[Extracted data entries]
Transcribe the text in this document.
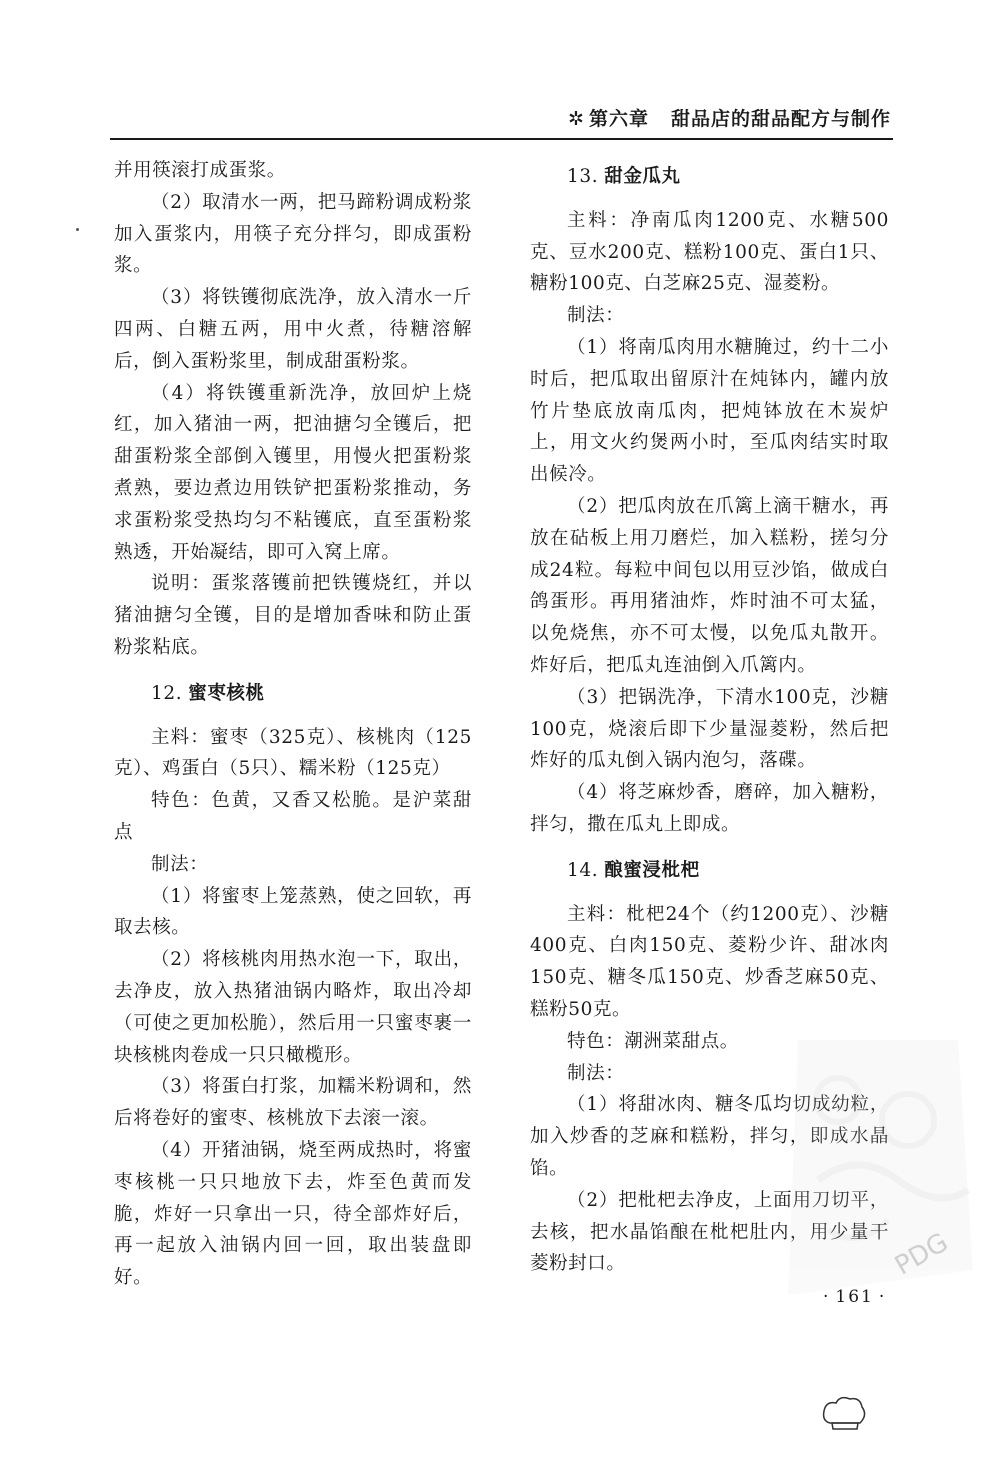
✲ 第六章 甜品店的甜品配方与制作

并用筷滚打成蛋浆。

（2）取清水一两，把马蹄粉调成粉浆加入蛋浆内，用筷子充分拌匀，即成蛋粉浆。

（3）将铁镬彻底洗净，放入清水一斤四两、白糖五两，用中火煮，待糖溶解后，倒入蛋粉浆里，制成甜蛋粉浆。

（4）将铁镬重新洗净，放回炉上烧红，加入猪油一两，把油搪匀全镬后，把甜蛋粉浆全部倒入镬里，用慢火把蛋粉浆煮熟，要边煮边用铁铲把蛋粉浆推动，务求蛋粉浆受热均匀不粘镬底，直至蛋粉浆熟透，开始凝结，即可入窝上席。

说明：蛋浆落镬前把铁镬烧红，并以猪油搪匀全镬，目的是增加香味和防止蛋粉浆粘底。

12. 蜜枣核桃

主料：蜜枣（325克）、核桃肉（125克）、鸡蛋白（5只）、糯米粉（125克）

特色：色黄，又香又松脆。是沪菜甜点

制法：

（1）将蜜枣上笼蒸熟，使之回软，再取去核。

（2）将核桃肉用热水泡一下，取出，去净皮，放入热猪油锅内略炸，取出冷却（可使之更加松脆），然后用一只蜜枣裹一块核桃肉卷成一只只橄榄形。

（3）将蛋白打浆，加糯米粉调和，然后将卷好的蜜枣、核桃放下去滚一滚。

（4）开猪油锅，烧至两成热时，将蜜枣核桃一只只地放下去，炸至色黄而发脆，炸好一只拿出一只，待全部炸好后，再一起放入油锅内回一回，取出装盘即好。

13. 甜金瓜丸

主料：净南瓜肉1200克、水糖500克、豆水200克、糕粉100克、蛋白1只、糖粉100克、白芝麻25克、湿菱粉。

制法：

（1）将南瓜肉用水糖腌过，约十二小时后，把瓜取出留原汁在炖钵内，罐内放竹片垫底放南瓜肉，把炖钵放在木炭炉上，用文火约煲两小时，至瓜肉结实时取出候冷。

（2）把瓜肉放在爪篱上滴干糖水，再放在砧板上用刀磨烂，加入糕粉，搓匀分成24粒。每粒中间包以用豆沙馅，做成白鸽蛋形。再用猪油炸，炸时油不可太猛，以免烧焦，亦不可太慢，以免瓜丸散开。炸好后，把瓜丸连油倒入爪篱内。

（3）把锅洗净，下清水100克，沙糖100克，烧滚后即下少量湿菱粉，然后把炸好的瓜丸倒入锅内泡匀，落碟。

（4）将芝麻炒香，磨碎，加入糖粉，拌匀，撒在瓜丸上即成。

14. 酿蜜浸枇杷

主料：枇杷24个（约1200克）、沙糖400克、白肉150克、菱粉少许、甜冰肉150克、糖冬瓜150克、炒香芝麻50克、糕粉50克。

特色：潮洲菜甜点。

制法：

（1）将甜冰肉、糖冬瓜均切成幼粒，加入炒香的芝麻和糕粉，拌匀，即成水晶馅。

（2）把枇杷去净皮，上面用刀切平，去核，把水晶馅酿在枇杷肚内，用少量干菱粉封口。

· 161 ·
PDG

- Exercise prompt: Repeat each record exactly as shown above, dropping all images.

- Output for this exercise:
Transcribe the text in this document.
✲ 第六章 甜品店的甜品配方与制作

并用筷滚打成蛋浆。

（2）取清水一两，把马蹄粉调成粉浆加入蛋浆内，用筷子充分拌匀，即成蛋粉浆。

（3）将铁镬彻底洗净，放入清水一斤四两、白糖五两，用中火煮，待糖溶解后，倒入蛋粉浆里，制成甜蛋粉浆。

（4）将铁镬重新洗净，放回炉上烧红，加入猪油一两，把油搪匀全镬后，把甜蛋粉浆全部倒入镬里，用慢火把蛋粉浆煮熟，要边煮边用铁铲把蛋粉浆推动，务求蛋粉浆受热均匀不粘镬底，直至蛋粉浆熟透，开始凝结，即可入窝上席。

说明：蛋浆落镬前把铁镬烧红，并以猪油搪匀全镬，目的是增加香味和防止蛋粉浆粘底。

12. 蜜枣核桃

主料：蜜枣（325克）、核桃肉（125克）、鸡蛋白（5只）、糯米粉（125克）

特色：色黄，又香又松脆。是沪菜甜点

制法：

（1）将蜜枣上笼蒸熟，使之回软，再取去核。

（2）将核桃肉用热水泡一下，取出，去净皮，放入热猪油锅内略炸，取出冷却（可使之更加松脆），然后用一只蜜枣裹一块核桃肉卷成一只只橄榄形。

（3）将蛋白打浆，加糯米粉调和，然后将卷好的蜜枣、核桃放下去滚一滚。

（4）开猪油锅，烧至两成热时，将蜜枣核桃一只只地放下去，炸至色黄而发脆，炸好一只拿出一只，待全部炸好后，再一起放入油锅内回一回，取出装盘即好。

13. 甜金瓜丸

主料：净南瓜肉1200克、水糖500克、豆水200克、糕粉100克、蛋白1只、糖粉100克、白芝麻25克、湿菱粉。

制法：

（1）将南瓜肉用水糖腌过，约十二小时后，把瓜取出留原汁在炖钵内，罐内放竹片垫底放南瓜肉，把炖钵放在木炭炉上，用文火约煲两小时，至瓜肉结实时取出候冷。

（2）把瓜肉放在爪篱上滴干糖水，再放在砧板上用刀磨烂，加入糕粉，搓匀分成24粒。每粒中间包以用豆沙馅，做成白鸽蛋形。再用猪油炸，炸时油不可太猛，以免烧焦，亦不可太慢，以免瓜丸散开。炸好后，把瓜丸连油倒入爪篱内。

（3）把锅洗净，下清水100克，沙糖100克，烧滚后即下少量湿菱粉，然后把炸好的瓜丸倒入锅内泡匀，落碟。

（4）将芝麻炒香，磨碎，加入糖粉，拌匀，撒在瓜丸上即成。

14. 酿蜜浸枇杷

主料：枇杷24个（约1200克）、沙糖400克、白肉150克、菱粉少许、甜冰肉150克、糖冬瓜150克、炒香芝麻50克、糕粉50克。

特色：潮洲菜甜点。

制法：

（1）将甜冰肉、糖冬瓜均切成幼粒，加入炒香的芝麻和糕粉，拌匀，即成水晶馅。

（2）把枇杷去净皮，上面用刀切平，去核，把水晶馅酿在枇杷肚内，用少量干菱粉封口。

· 161 ·
PDG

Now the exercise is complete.